## STATED GOAL
Repeat the material below exactly, with no pictures.

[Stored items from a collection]
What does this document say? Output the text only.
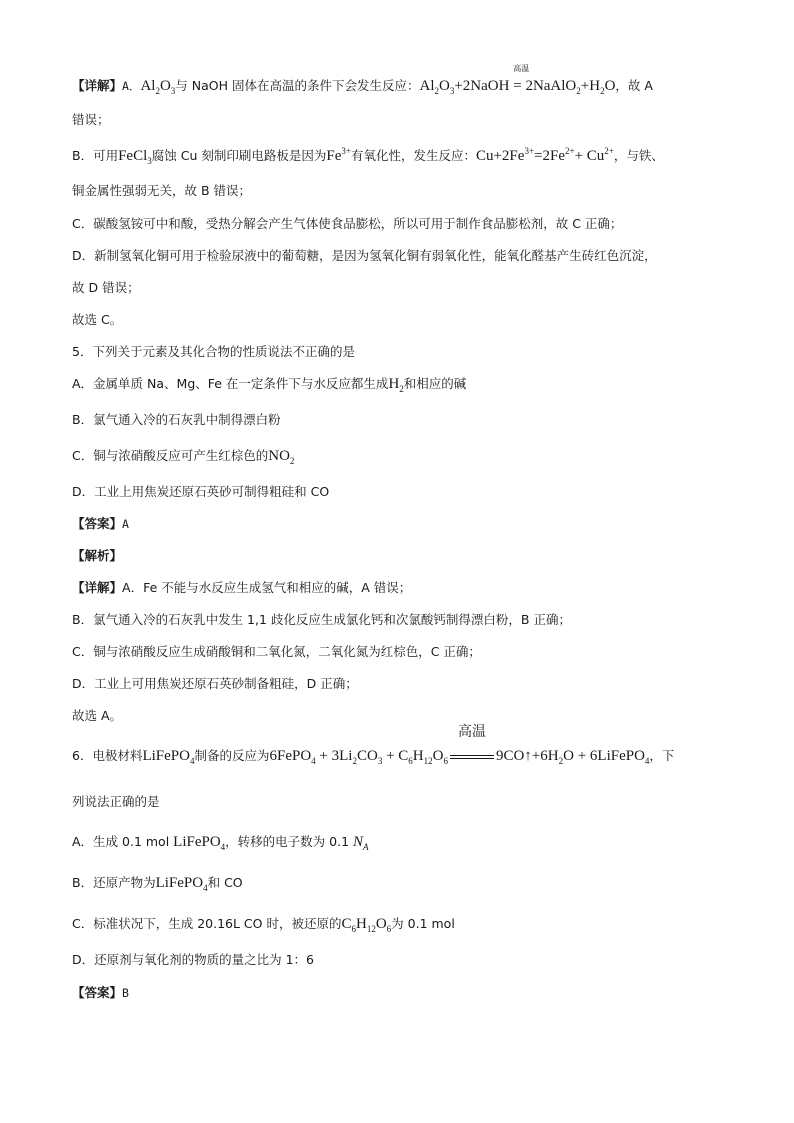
【详解】A．$Al_2O_3$与 NaOH 固体在高温的条件下会发生反应：$Al_2O_3+2NaOH$
高温
= $2NaAlO_2+H_2O$，故 A
错误；
B．可用FeCl$_3$腐蚀 Cu 刻制印刷电路板是因为$Fe^{3+}$有氧化性，发生反应：$Cu+2Fe^{3+}=2Fe^{2+}+ Cu^{2+}$，与铁、
铜金属性强弱无关，故 B 错误；
C．碳酸氢铵可中和酸，受热分解会产生气体使食品膨松，所以可用于制作食品膨松剂，故 C 正确；
D．新制氢氧化铜可用于检验尿液中的葡萄糖，是因为氢氧化铜有弱氧化性，能氧化醛基产生砖红色沉淀，
故 D 错误；
故选 C。
5．下列关于元素及其化合物的性质说法不正确的是
A．金属单质 Na、Mg、Fe 在一定条件下与水反应都生成$H_2$和相应的碱
B．氯气通入冷的石灰乳中制得漂白粉
C．铜与浓硝酸反应可产生红棕色的$NO_2$
D．工业上用焦炭还原石英砂可制得粗硅和 CO
【答案】A
【解析】
【详解】A．Fe 不能与水反应生成氢气和相应的碱，A 错误；
B．氯气通入冷的石灰乳中发生 1,1 歧化反应生成氯化钙和次氯酸钙制得漂白粉，B 正确；
C．铜与浓硝酸反应生成硝酸铜和二氧化氮，二氧化氮为红棕色，C 正确；
D．工业上可用焦炭还原石英砂制备粗硅，D 正确；
故选 A。
6．电极材料LiFePO$_4$制备的反应为6FePO$_4$ + $3Li_2CO_3 + C_6H_{12}O_6$
高温
$9CO↑+6H_2O$ + 6LiFePO$_4$，下
列说法正确的是
A．生成 0.1 mol LiFePO$_4$，转移的电子数为 0.1 $N_A$
B．还原产物为LiFePO$_4$和 CO
C．标准状况下，生成 20.16L CO 时，被还原的$C_6H_{12}O_6$为 0.1 mol
D．还原剂与氧化剂的物质的量之比为 1：6
【答案】B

## PROBLEM SOLUTION
What does this document say? Output the text only.
【详解】A．$Al_2O_3$与 NaOH 固体在高温的条件下会发生反应：$Al_2O_3+2NaOH$
高温
= $2NaAlO_2+H_2O$，故 A
错误；
B．可用FeCl$_3$腐蚀 Cu 刻制印刷电路板是因为$Fe^{3+}$有氧化性，发生反应：$Cu+2Fe^{3+}=2Fe^{2+}+ Cu^{2+}$，与铁、
铜金属性强弱无关，故 B 错误；
C．碳酸氢铵可中和酸，受热分解会产生气体使食品膨松，所以可用于制作食品膨松剂，故 C 正确；
D．新制氢氧化铜可用于检验尿液中的葡萄糖，是因为氢氧化铜有弱氧化性，能氧化醛基产生砖红色沉淀，
故 D 错误；
故选 C。
5．下列关于元素及其化合物的性质说法不正确的是
A．金属单质 Na、Mg、Fe 在一定条件下与水反应都生成$H_2$和相应的碱
B．氯气通入冷的石灰乳中制得漂白粉
C．铜与浓硝酸反应可产生红棕色的$NO_2$
D．工业上用焦炭还原石英砂可制得粗硅和 CO
【答案】A
【解析】
【详解】A．Fe 不能与水反应生成氢气和相应的碱，A 错误；
B．氯气通入冷的石灰乳中发生 1,1 歧化反应生成氯化钙和次氯酸钙制得漂白粉，B 正确；
C．铜与浓硝酸反应生成硝酸铜和二氧化氮，二氧化氮为红棕色，C 正确；
D．工业上可用焦炭还原石英砂制备粗硅，D 正确；
故选 A。
6．电极材料LiFePO$_4$制备的反应为6FePO$_4$ + $3Li_2CO_3 + C_6H_{12}O_6$
高温
$9CO↑+6H_2O$ + 6LiFePO$_4$，下
列说法正确的是
A．生成 0.1 mol LiFePO$_4$，转移的电子数为 0.1 $N_A$
B．还原产物为LiFePO$_4$和 CO
C．标准状况下，生成 20.16L CO 时，被还原的$C_6H_{12}O_6$为 0.1 mol
D．还原剂与氧化剂的物质的量之比为 1：6
【答案】B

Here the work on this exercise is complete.